- [Exercise objective]:
Set down every entry word for word. Omit the pictures.

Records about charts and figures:
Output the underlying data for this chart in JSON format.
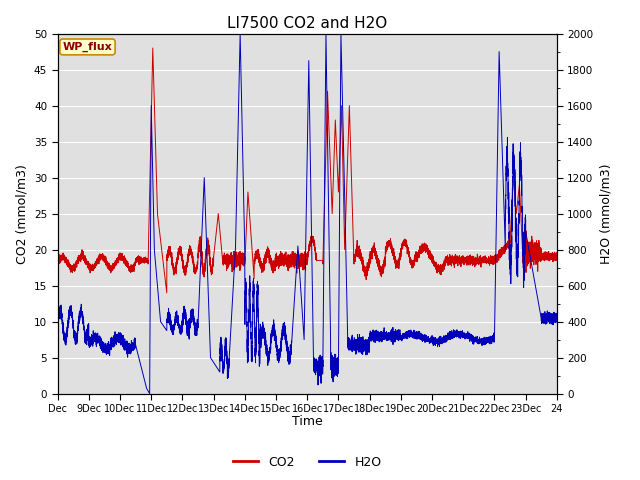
{
  "title": "LI7500 CO2 and H2O",
  "xlabel": "Time",
  "ylabel_left": "CO2 (mmol/m3)",
  "ylabel_right": "H2O (mmol/m3)",
  "xlim": [
    8,
    24
  ],
  "ylim_left": [
    0,
    50
  ],
  "ylim_right": [
    0,
    2000
  ],
  "yticks_left": [
    0,
    5,
    10,
    15,
    20,
    25,
    30,
    35,
    40,
    45,
    50
  ],
  "yticks_right": [
    0,
    200,
    400,
    600,
    800,
    1000,
    1200,
    1400,
    1600,
    1800,
    2000
  ],
  "xtick_positions": [
    8,
    9,
    10,
    11,
    12,
    13,
    14,
    15,
    16,
    17,
    18,
    19,
    20,
    21,
    22,
    23,
    24
  ],
  "xticklabels": [
    "Dec",
    "9Dec",
    "10Dec",
    "11Dec",
    "12Dec",
    "13Dec",
    "14Dec",
    "15Dec",
    "16Dec",
    "17Dec",
    "18Dec",
    "19Dec",
    "20Dec",
    "21Dec",
    "22Dec",
    "23Dec",
    "24"
  ],
  "background_color": "#e0e0e0",
  "grid_color": "#ffffff",
  "co2_color": "#cc0000",
  "h2o_color": "#0000bb",
  "annotation_text": "WP_flux",
  "legend_co2": "CO2",
  "legend_h2o": "H2O",
  "title_fontsize": 11,
  "axis_label_fontsize": 9,
  "tick_fontsize": 7.5,
  "legend_fontsize": 9,
  "linewidth": 0.7
}
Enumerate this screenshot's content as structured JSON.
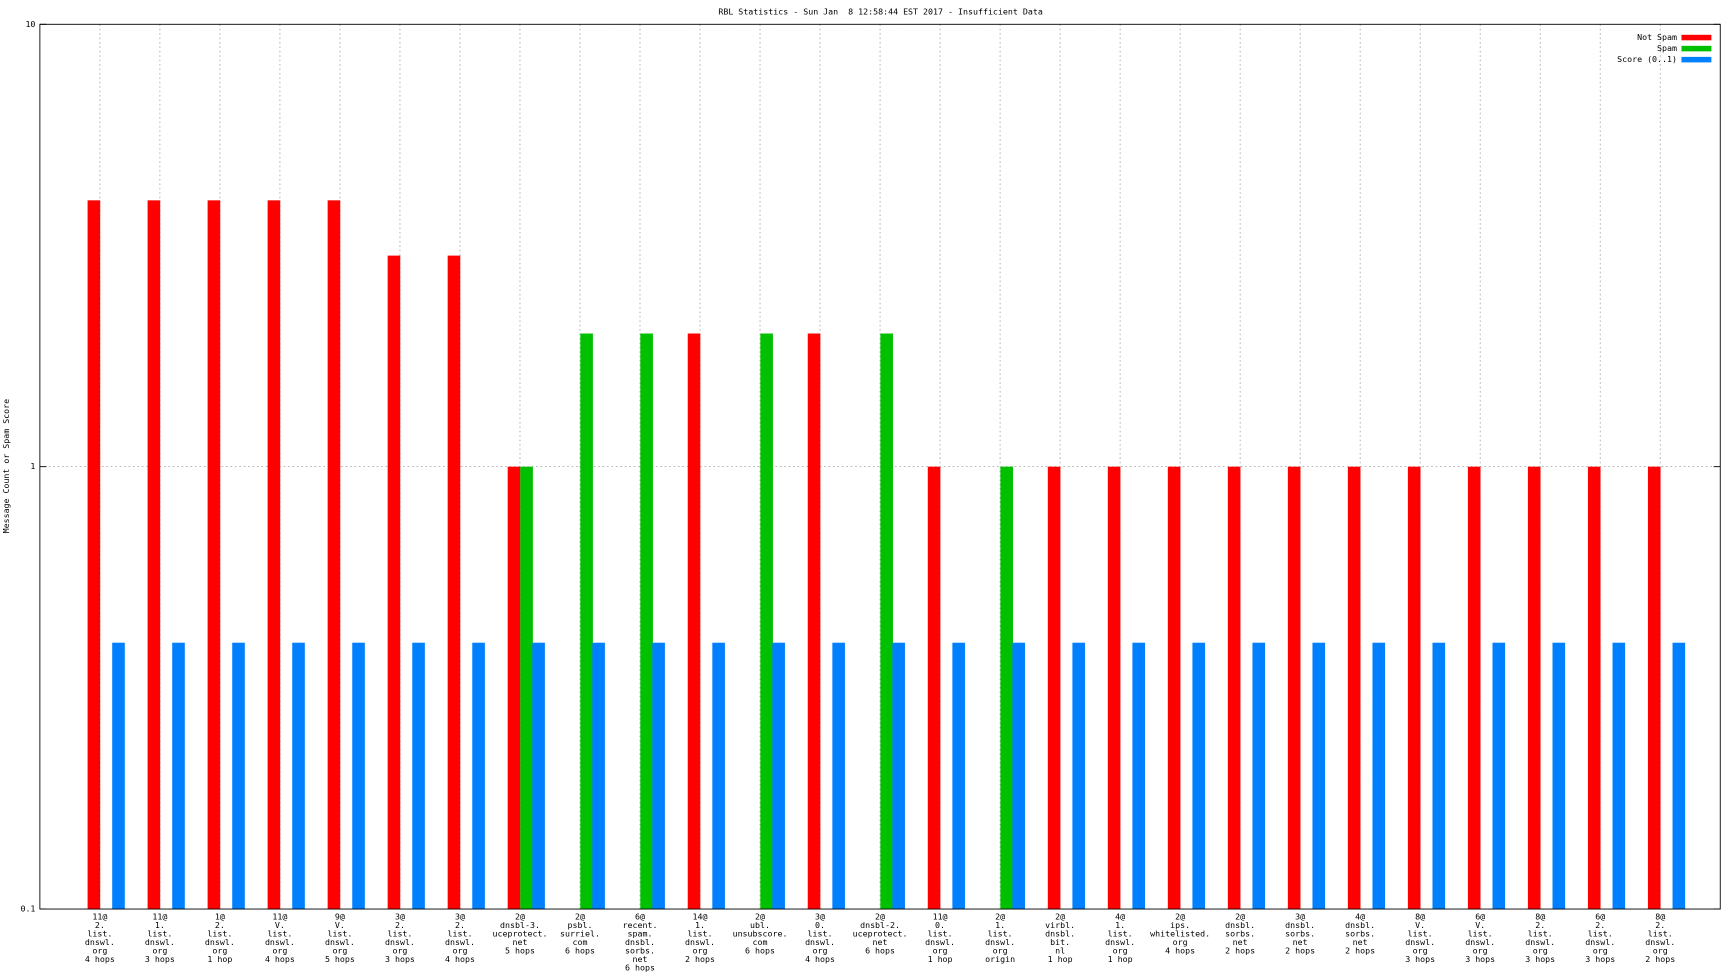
{
  "chart_data": {
    "type": "bar",
    "title": "RBL Statistics - Sun Jan  8 12:58:44 EST 2017 - Insufficient Data",
    "y_label": "Message Count or Spam Score",
    "log_y": true,
    "grid": true,
    "legend": "top right",
    "ylim": [
      0.1,
      10
    ],
    "yticks": [
      0.1,
      1,
      10
    ],
    "categories": [
      [
        "11@",
        "2.",
        "list.",
        "dnswl.",
        "org",
        "4 hops"
      ],
      [
        "11@",
        "1.",
        "list.",
        "dnswl.",
        "org",
        "3 hops"
      ],
      [
        "1@",
        "2.",
        "list.",
        "dnswl.",
        "org",
        "1 hop"
      ],
      [
        "11@",
        "V.",
        "list.",
        "dnswl.",
        "org",
        "4 hops"
      ],
      [
        "9@",
        "V.",
        "list.",
        "dnswl.",
        "org",
        "5 hops"
      ],
      [
        "3@",
        "2.",
        "list.",
        "dnswl.",
        "org",
        "3 hops"
      ],
      [
        "3@",
        "2.",
        "list.",
        "dnswl.",
        "org",
        "4 hops"
      ],
      [
        "2@",
        "dnsbl-3.",
        "uceprotect.",
        "net",
        "5 hops"
      ],
      [
        "2@",
        "psbl.",
        "surriel.",
        "com",
        "6 hops"
      ],
      [
        "6@",
        "recent.",
        "spam.",
        "dnsbl.",
        "sorbs.",
        "net",
        "6 hops"
      ],
      [
        "14@",
        "1.",
        "list.",
        "dnswl.",
        "org",
        "2 hops"
      ],
      [
        "2@",
        "ubl.",
        "unsubscore.",
        "com",
        "6 hops"
      ],
      [
        "3@",
        "0.",
        "list.",
        "dnswl.",
        "org",
        "4 hops"
      ],
      [
        "2@",
        "dnsbl-2.",
        "uceprotect.",
        "net",
        "6 hops"
      ],
      [
        "11@",
        "0.",
        "list.",
        "dnswl.",
        "org",
        "1 hop"
      ],
      [
        "2@",
        "1.",
        "list.",
        "dnswl.",
        "org",
        "origin"
      ],
      [
        "2@",
        "virbl.",
        "dnsbl.",
        "bit.",
        "nl",
        "1 hop"
      ],
      [
        "4@",
        "1.",
        "list.",
        "dnswl.",
        "org",
        "1 hop"
      ],
      [
        "2@",
        "ips.",
        "whitelisted.",
        "org",
        "4 hops"
      ],
      [
        "2@",
        "dnsbl.",
        "sorbs.",
        "net",
        "2 hops"
      ],
      [
        "3@",
        "dnsbl.",
        "sorbs.",
        "net",
        "2 hops"
      ],
      [
        "4@",
        "dnsbl.",
        "sorbs.",
        "net",
        "2 hops"
      ],
      [
        "8@",
        "V.",
        "list.",
        "dnswl.",
        "org",
        "3 hops"
      ],
      [
        "6@",
        "V.",
        "list.",
        "dnswl.",
        "org",
        "3 hops"
      ],
      [
        "8@",
        "2.",
        "list.",
        "dnswl.",
        "org",
        "3 hops"
      ],
      [
        "6@",
        "2.",
        "list.",
        "dnswl.",
        "org",
        "3 hops"
      ],
      [
        "8@",
        "2.",
        "list.",
        "dnswl.",
        "org",
        "2 hops"
      ]
    ],
    "series": [
      {
        "name": "Not Spam",
        "color": "#ff0000",
        "values": [
          4,
          4,
          4,
          4,
          4,
          3,
          3,
          1,
          null,
          null,
          2,
          null,
          2,
          null,
          1,
          null,
          1,
          1,
          1,
          1,
          1,
          1,
          1,
          1,
          1,
          1,
          1
        ]
      },
      {
        "name": "Spam",
        "color": "#00c000",
        "values": [
          null,
          null,
          null,
          null,
          null,
          null,
          null,
          1,
          2,
          2,
          null,
          2,
          null,
          2,
          null,
          1,
          null,
          null,
          null,
          null,
          null,
          null,
          null,
          null,
          null,
          null,
          null
        ]
      },
      {
        "name": "Score (0..1)",
        "color": "#0080ff",
        "values": [
          0.4,
          0.4,
          0.4,
          0.4,
          0.4,
          0.4,
          0.4,
          0.4,
          0.4,
          0.4,
          0.4,
          0.4,
          0.4,
          0.4,
          0.4,
          0.4,
          0.4,
          0.4,
          0.4,
          0.4,
          0.4,
          0.4,
          0.4,
          0.4,
          0.4,
          0.4,
          0.4
        ]
      }
    ]
  }
}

- [Task response]:
Output the underlying data for this chart in JSON format.
{
  "title": "LI7500 CO2 and H2O",
  "xlabel": "Time",
  "ylabel_left": "CO2 (mmol/m3)",
  "ylabel_right": "H2O (mmol/m3)",
  "xlim": [
    8,
    24
  ],
  "ylim_left": [
    0,
    50
  ],
  "ylim_right": [
    0,
    2000
  ],
  "yticks_left": [
    0,
    5,
    10,
    15,
    20,
    25,
    30,
    35,
    40,
    45,
    50
  ],
  "yticks_right": [
    0,
    200,
    400,
    600,
    800,
    1000,
    1200,
    1400,
    1600,
    1800,
    2000
  ],
  "xtick_positions": [
    8,
    9,
    10,
    11,
    12,
    13,
    14,
    15,
    16,
    17,
    18,
    19,
    20,
    21,
    22,
    23,
    24
  ],
  "xticklabels": [
    "Dec",
    "9Dec",
    "10Dec",
    "11Dec",
    "12Dec",
    "13Dec",
    "14Dec",
    "15Dec",
    "16Dec",
    "17Dec",
    "18Dec",
    "19Dec",
    "20Dec",
    "21Dec",
    "22Dec",
    "23Dec",
    "24"
  ],
  "background_color": "#e0e0e0",
  "grid_color": "#ffffff",
  "co2_color": "#cc0000",
  "h2o_color": "#0000bb",
  "annotation_text": "WP_flux",
  "legend_co2": "CO2",
  "legend_h2o": "H2O",
  "title_fontsize": 11,
  "axis_label_fontsize": 9,
  "tick_fontsize": 7.5,
  "legend_fontsize": 9,
  "linewidth": 0.7
}
Enumerate this screenshot's content as structured JSON.
{
  "chart_data": {
    "type": "bar",
    "title": "RBL Statistics - Sun Jan  8 12:58:44 EST 2017 - Insufficient Data",
    "y_label": "Message Count or Spam Score",
    "log_y": true,
    "grid": true,
    "legend": "top right",
    "ylim": [
      0.1,
      10
    ],
    "yticks": [
      0.1,
      1,
      10
    ],
    "categories": [
      [
        "11@",
        "2.",
        "list.",
        "dnswl.",
        "org",
        "4 hops"
      ],
      [
        "11@",
        "1.",
        "list.",
        "dnswl.",
        "org",
        "3 hops"
      ],
      [
        "1@",
        "2.",
        "list.",
        "dnswl.",
        "org",
        "1 hop"
      ],
      [
        "11@",
        "V.",
        "list.",
        "dnswl.",
        "org",
        "4 hops"
      ],
      [
        "9@",
        "V.",
        "list.",
        "dnswl.",
        "org",
        "5 hops"
      ],
      [
        "3@",
        "2.",
        "list.",
        "dnswl.",
        "org",
        "3 hops"
      ],
      [
        "3@",
        "2.",
        "list.",
        "dnswl.",
        "org",
        "4 hops"
      ],
      [
        "2@",
        "dnsbl-3.",
        "uceprotect.",
        "net",
        "5 hops"
      ],
      [
        "2@",
        "psbl.",
        "surriel.",
        "com",
        "6 hops"
      ],
      [
        "6@",
        "recent.",
        "spam.",
        "dnsbl.",
        "sorbs.",
        "net",
        "6 hops"
      ],
      [
        "14@",
        "1.",
        "list.",
        "dnswl.",
        "org",
        "2 hops"
      ],
      [
        "2@",
        "ubl.",
        "unsubscore.",
        "com",
        "6 hops"
      ],
      [
        "3@",
        "0.",
        "list.",
        "dnswl.",
        "org",
        "4 hops"
      ],
      [
        "2@",
        "dnsbl-2.",
        "uceprotect.",
        "net",
        "6 hops"
      ],
      [
        "11@",
        "0.",
        "list.",
        "dnswl.",
        "org",
        "1 hop"
      ],
      [
        "2@",
        "1.",
        "list.",
        "dnswl.",
        "org",
        "origin"
      ],
      [
        "2@",
        "virbl.",
        "dnsbl.",
        "bit.",
        "nl",
        "1 hop"
      ],
      [
        "4@",
        "1.",
        "list.",
        "dnswl.",
        "org",
        "1 hop"
      ],
      [
        "2@",
        "ips.",
        "whitelisted.",
        "org",
        "4 hops"
      ],
      [
        "2@",
        "dnsbl.",
        "sorbs.",
        "net",
        "2 hops"
      ],
      [
        "3@",
        "dnsbl.",
        "sorbs.",
        "net",
        "2 hops"
      ],
      [
        "4@",
        "dnsbl.",
        "sorbs.",
        "net",
        "2 hops"
      ],
      [
        "8@",
        "V.",
        "list.",
        "dnswl.",
        "org",
        "3 hops"
      ],
      [
        "6@",
        "V.",
        "list.",
        "dnswl.",
        "org",
        "3 hops"
      ],
      [
        "8@",
        "2.",
        "list.",
        "dnswl.",
        "org",
        "3 hops"
      ],
      [
        "6@",
        "2.",
        "list.",
        "dnswl.",
        "org",
        "3 hops"
      ],
      [
        "8@",
        "2.",
        "list.",
        "dnswl.",
        "org",
        "2 hops"
      ]
    ],
    "series": [
      {
        "name": "Not Spam",
        "color": "#ff0000",
        "values": [
          4,
          4,
          4,
          4,
          4,
          3,
          3,
          1,
          null,
          null,
          2,
          null,
          2,
          null,
          1,
          null,
          1,
          1,
          1,
          1,
          1,
          1,
          1,
          1,
          1,
          1,
          1
        ]
      },
      {
        "name": "Spam",
        "color": "#00c000",
        "values": [
          null,
          null,
          null,
          null,
          null,
          null,
          null,
          1,
          2,
          2,
          null,
          2,
          null,
          2,
          null,
          1,
          null,
          null,
          null,
          null,
          null,
          null,
          null,
          null,
          null,
          null,
          null
        ]
      },
      {
        "name": "Score (0..1)",
        "color": "#0080ff",
        "values": [
          0.4,
          0.4,
          0.4,
          0.4,
          0.4,
          0.4,
          0.4,
          0.4,
          0.4,
          0.4,
          0.4,
          0.4,
          0.4,
          0.4,
          0.4,
          0.4,
          0.4,
          0.4,
          0.4,
          0.4,
          0.4,
          0.4,
          0.4,
          0.4,
          0.4,
          0.4,
          0.4
        ]
      }
    ]
  }
}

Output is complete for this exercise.